▶ **What you should do**
Compile every line that includes the word "labels".

────────────────────────────────────────

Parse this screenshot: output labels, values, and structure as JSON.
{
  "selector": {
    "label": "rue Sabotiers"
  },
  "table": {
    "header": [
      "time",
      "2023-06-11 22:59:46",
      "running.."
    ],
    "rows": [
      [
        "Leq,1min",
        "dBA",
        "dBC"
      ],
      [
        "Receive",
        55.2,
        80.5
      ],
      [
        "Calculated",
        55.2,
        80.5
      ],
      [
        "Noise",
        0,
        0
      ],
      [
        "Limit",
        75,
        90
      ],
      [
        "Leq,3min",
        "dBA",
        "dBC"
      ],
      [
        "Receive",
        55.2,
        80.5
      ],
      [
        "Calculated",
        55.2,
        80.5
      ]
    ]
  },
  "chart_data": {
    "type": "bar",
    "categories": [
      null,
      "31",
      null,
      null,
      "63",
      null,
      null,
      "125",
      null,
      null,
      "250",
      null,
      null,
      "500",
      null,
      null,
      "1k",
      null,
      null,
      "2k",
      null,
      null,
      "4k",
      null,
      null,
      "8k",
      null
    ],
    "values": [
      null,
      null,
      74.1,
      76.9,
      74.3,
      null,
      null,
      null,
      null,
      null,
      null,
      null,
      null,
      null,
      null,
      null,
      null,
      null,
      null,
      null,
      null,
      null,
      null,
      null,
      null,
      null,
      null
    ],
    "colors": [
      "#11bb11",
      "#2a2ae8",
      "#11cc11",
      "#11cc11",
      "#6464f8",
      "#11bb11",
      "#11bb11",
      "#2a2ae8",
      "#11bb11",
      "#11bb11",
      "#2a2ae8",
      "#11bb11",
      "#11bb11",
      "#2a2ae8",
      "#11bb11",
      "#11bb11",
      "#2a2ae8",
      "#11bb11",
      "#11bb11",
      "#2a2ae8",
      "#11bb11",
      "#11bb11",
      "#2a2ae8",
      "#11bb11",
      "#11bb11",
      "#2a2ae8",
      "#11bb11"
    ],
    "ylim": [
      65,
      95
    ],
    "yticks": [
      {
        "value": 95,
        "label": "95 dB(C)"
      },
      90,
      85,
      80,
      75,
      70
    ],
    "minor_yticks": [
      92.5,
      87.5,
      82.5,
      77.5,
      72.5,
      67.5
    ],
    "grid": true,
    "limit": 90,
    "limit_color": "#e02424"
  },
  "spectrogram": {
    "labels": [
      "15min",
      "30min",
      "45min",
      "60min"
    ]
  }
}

────────────────────────────────────────

▶ **Task answer**
Parse this screenshot: output labels, values, and structure as JSON.
    "labels": [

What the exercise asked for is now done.